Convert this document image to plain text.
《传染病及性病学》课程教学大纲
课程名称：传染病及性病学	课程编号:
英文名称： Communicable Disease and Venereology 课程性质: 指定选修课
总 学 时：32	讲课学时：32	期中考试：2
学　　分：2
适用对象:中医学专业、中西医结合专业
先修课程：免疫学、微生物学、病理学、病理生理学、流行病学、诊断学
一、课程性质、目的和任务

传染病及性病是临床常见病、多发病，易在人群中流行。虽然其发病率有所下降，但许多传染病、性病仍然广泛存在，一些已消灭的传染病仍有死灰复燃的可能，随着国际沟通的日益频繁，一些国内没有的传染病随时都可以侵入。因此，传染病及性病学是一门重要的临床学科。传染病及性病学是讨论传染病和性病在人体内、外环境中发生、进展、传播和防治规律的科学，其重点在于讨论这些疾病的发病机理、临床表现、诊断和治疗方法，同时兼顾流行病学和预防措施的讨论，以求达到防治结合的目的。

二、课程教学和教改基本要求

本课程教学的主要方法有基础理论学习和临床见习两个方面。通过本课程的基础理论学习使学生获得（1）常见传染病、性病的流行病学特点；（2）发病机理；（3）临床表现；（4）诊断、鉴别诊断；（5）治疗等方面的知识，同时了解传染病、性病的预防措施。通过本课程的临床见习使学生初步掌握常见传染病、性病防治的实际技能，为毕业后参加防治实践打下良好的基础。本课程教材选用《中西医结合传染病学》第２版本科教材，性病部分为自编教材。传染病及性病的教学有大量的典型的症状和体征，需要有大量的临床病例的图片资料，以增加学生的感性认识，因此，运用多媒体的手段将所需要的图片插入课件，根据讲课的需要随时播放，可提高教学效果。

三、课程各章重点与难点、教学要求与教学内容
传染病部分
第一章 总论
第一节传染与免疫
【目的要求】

WHAT YOU NEED TO DO
Check each line above for the word "课程性质" and copy the ones that have it.

WRITTEN REPLY
英文名称： Communicable Disease and Venereology 课程性质: 指定选修课
一、课程性质、目的和任务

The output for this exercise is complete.